• **Extracted text**:
A Saudi forensics doctor involved in the Istanbul consulate murder is "instructing the others they should listen to music while he dismembers the body", Cavusoglu said in an interview with German daily Sueddeutsche Zeitung published on Tuesday.
"You can tell he is enjoying it," he said. "He likes to cut up people. It is disgusting."
Khashoggi's remains have not been located. 181127194138661
Tuesday, November 27
Saudi crown prince arrives in Tunisia amid protests
Saudi Arabia's Prince Mohammed has arrived in Tunisia's capital, as protests against his visit were held for the second day.
Hundreds of people gathered on the iconic Habib Bourguiba Avenue in central Tunis to protest against the crown prince's arrival after allegations of his involvement in the murder of Saudi journalist Jamal Khashoggi.
"I was here yesterday and I came here again to say 'No' to the murderer and criminal, Mohammed bin Salman," Said Arous, a prominent human rights activist told Al Jazeera, calling Khashoggi's killing "an appalling crime".
Bolton: What do you think I'll learn by listening to Khashoggi tape?
US National Security Advisor John Bolton said he has not listened the audio linked to Jamal Khashoggi's murder.
"I haven't listened to it," Bolton said.
"Why do you think I should? What do you think I'll learn from it?" he added.
Pressed further by Al Jazeera's Kimberly Halkett, Bolton said because he doesn't speak Arabic, he cannot get much from the tape.
No plans for Trump-MBS meet at G20: Bolton
US National Security Advisor John Bolton said President Trump had no plans to meet Saudi Crown Prince Mohammed bin Salman at this week's G20 summit in Buenos Aires, Argentina.
White House Press Secretary Sarah Sanders said that while no meetings are planned, she could not rule out any interaction between Trump and Prince Salman.
MBS asked to meet Erdogan at G20: Turkish FM
Turkey's Foreign Minister Mevlut Cavusoglu said in an interview that Saudi Crown Prince Mohammed bin Salman had asked for a meeting with Turkish President Tayyip Erdogan and that there was currently no reason not to meet him.
"Yes, he has asked Erdogan on the phone, whether they could meet in Buenos Aires. Erdogan's answer was 'Let's see'," Cavusoglu told Germany's Sueddeutsche Zeitung newspaper.
Erdogan and Prince Mohammed will attend the G20 meeting in Argentina later this week. "At the moment there is no reason not to meet with the crown prince," Cavusoglu said.
Saudi-Turkish relations have been strained by the killing of Khashoggi in Istanbul.
Argentina pressed to probe Saudi prince over Yemen, Khashoggi
Argentina has been asked to investigate Saudi Crown Prince Mohammed bin Salman for possible war crimes in Yemen and the murder of journalist Jamal Khashoggi.
New York-based Human Rights Watch said it submitted the request to Argentina's federal judge Ariel Lijo on Monday. Prince Mohammed is expected to arrive in Buenos Aires on Friday for the G20 summit.
Argentina's constitution recognises universal jurisdiction for war crimes and torture, meaning judicial authorities can investigate and prosecute those crimes no matter where they were committed.
"There's an extremely strong basis for Argentina to closely examine a very broad record of documentation and facts. People around the world are desperate to see real accountability for people who are getting away with terrible crimes," HRW's Middle East and North Africa director Sarah Leah Whitson told Al Jazeera.

• **Objectives**:
A – In the Khashoggi coverage, can you rewrite the part that opens with the words containing "Hundreds of people" and closes with "from the tape.", putting "the broadcaster" in place of "Al Jazeera"?
B – According to the Khashoggi coverage, why can Argentine judicial authorities look into alleged war crimes in Yemen?
C – How would the Khashoggi coverage go on after its final sentence? Carry it forward.

• **Raw data**:
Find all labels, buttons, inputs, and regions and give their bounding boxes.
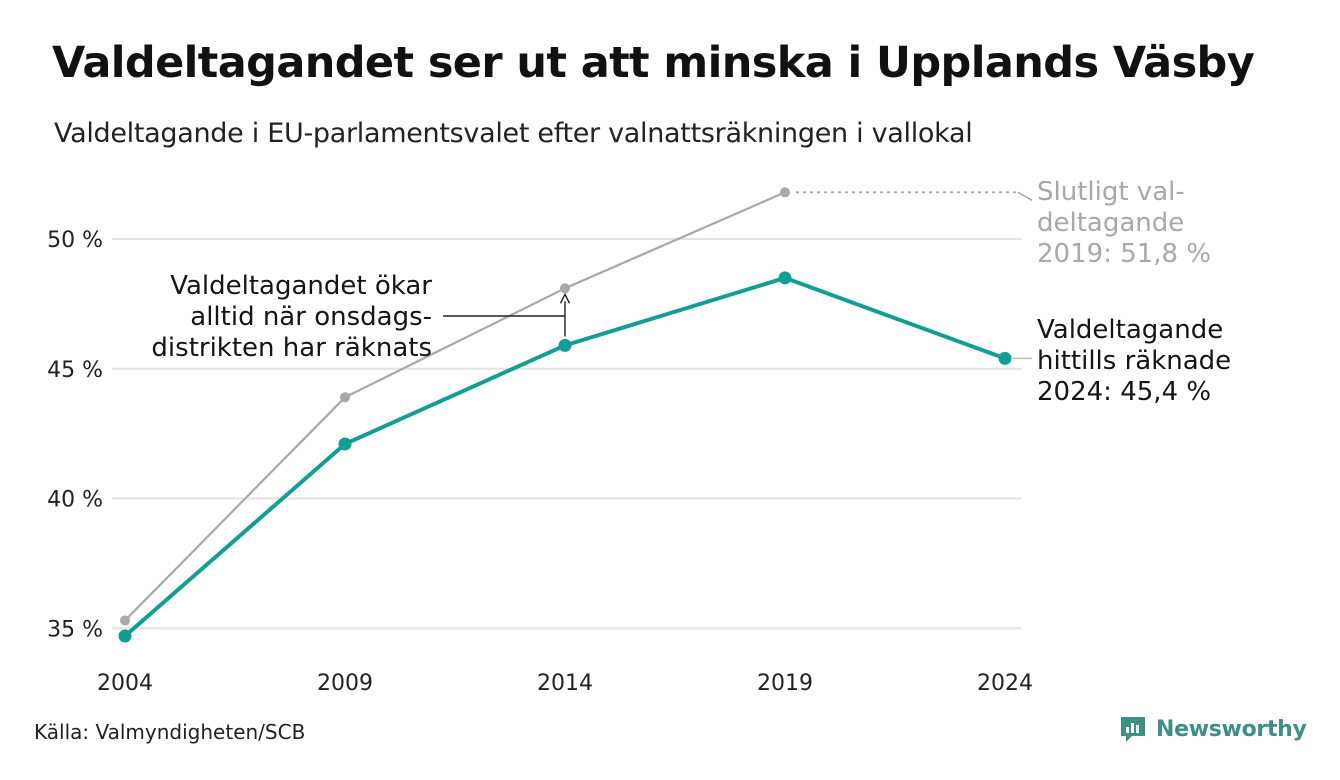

• **Results**:
A –
Hundreds of people gathered on the iconic Habib Bourguiba Avenue in central Tunis to protest against the crown prince's arrival after allegations of his involvement in the murder of Saudi journalist Jamal Khashoggi.
"I was here yesterday and I came here again to say 'No' to the murderer and criminal, Mohammed bin Salman," Said Arous, a prominent human rights activist told the broadcaster, calling Khashoggi's killing "an appalling crime".
Bolton: What do you think I'll learn by listening to Khashoggi tape?
US National Security Advisor John Bolton said he has not listened the audio linked to Jamal Khashoggi's murder.
"I haven't listened to it," Bolton said.
"Why do you think I should? What do you think I'll learn from it?" he added.
Pressed further by the broadcaster's Kimberly Halkett, Bolton said because he doesn't speak Arabic, he cannot get much from the tape.

B – Argentina's constitution recognizes universal jurisdiction for war crimes and torture. Its judicial authorities can therefore investigate and prosecute those crimes no matter where they were committed.

C –
Monday, November 26
US politicians' concern on Saudi Arabia prompts Pompeo, Mattis briefing
Secretary of State Mike Pompeo and Secretary of Defense James Mattis will brief the US Senate on Wednesday on the latest developments related to Saudi Arabia, Senator John Cornyn, the number two Senate Republican, told reporters on Monday.
Senator Bob Corker, the Republican chairman of the Senate Foreign Relations Committee, said earlier this month he wanted Pompeo, Mattis and CIA Director Gina Haspel to come to the Capitol for a classified Senate briefing.
A Senate aide said Haspel is not scheduled to be involved in Wednesday's briefing, which will take place at 11am (16:00 GMT). A House of Representatives aide said no similar briefing had been scheduled in that chamber.
Cornyn also said he thought the Senate would vote on a Yemen resolution introduced by Senator Bernie Sanders seeking to pull back any US support for the Saudi-led war in Yemen. Asked if the measure, which failed earlier this year, stood a chance of passage now, Cornyn said he did not want to "give Iran a pass."
Turkish police search properties linked to Saudi businessmen
Police searched two villas in the province of Yalova, just south of Istanbul, in connection with the search for Jamal Khashoggi's body.
Officials brought sniffer dogs and forensic teams were also on the scene.
The Istanbul prosecutor's office said one of the villas belongs to a Saudi businessman named Mohammed Ahmed Alfaouzan, who is allegedly close to the Saudi crown prince, Turkish media reported.
Turkish media outlets also said Alfaouzan received the phone call from Mansour Othman Abahussain, an officer in the Saudi military and one of the 15 men accused of carrying out the Washington Post journalist's killing.
"According to the Turkish prosecutor, a phone call was made a day before Mr Khashoggi was killed to the villa, and in that conversation, details were discussed as to how to dispose of Mr Khashoggi's body," Al Jazeera's Tony Birtley said.
Sunday, November 25
Members of US Congress disagree with Trump on Khashoggi murder
Adam Schiff, a Democratic senator who is set to lead the House Intelligence Committee when the US Congress returns in January, accused President Donald Trump of not telling the truth in his response to Khashoggi's murder.
Trump said earlier this week that a CIA report lacks evidence to blame Saudi Arabia's Crown Prince Mohammed bin Salman for the killing of the Washington Post columnist.
"I think the president is being dishonest with the American people," Schiff said during an interview with CNN.
"It would be one thing if he said 'this is what has happened but nonetheless we need to maintain a relationship with the kingdom, but that is not what he is doing," Schiff said.
"It telegraphs to despots around the world they can murder with impunity and that this president will have their back as long as they praise him or do business with him."
Schiff's comments were echoed by Mike Lee, a senator from Trump's Republican party, who called on Congress to take action
Lee said on NBC's Meet the Press that he disagreed with Trump's allegations that information from US intelligence services does not implicate Prince Mohammed in the killing.
"I disagree with the president's assessment. It's inconsistent with the intelligence I've seen," Lee said during the interview.
"I don't know why he's siding with the Saudis, but I think there are things we can do to change our relationship with the Saudis notwithstanding whatever his personal motivations might be," Lee added.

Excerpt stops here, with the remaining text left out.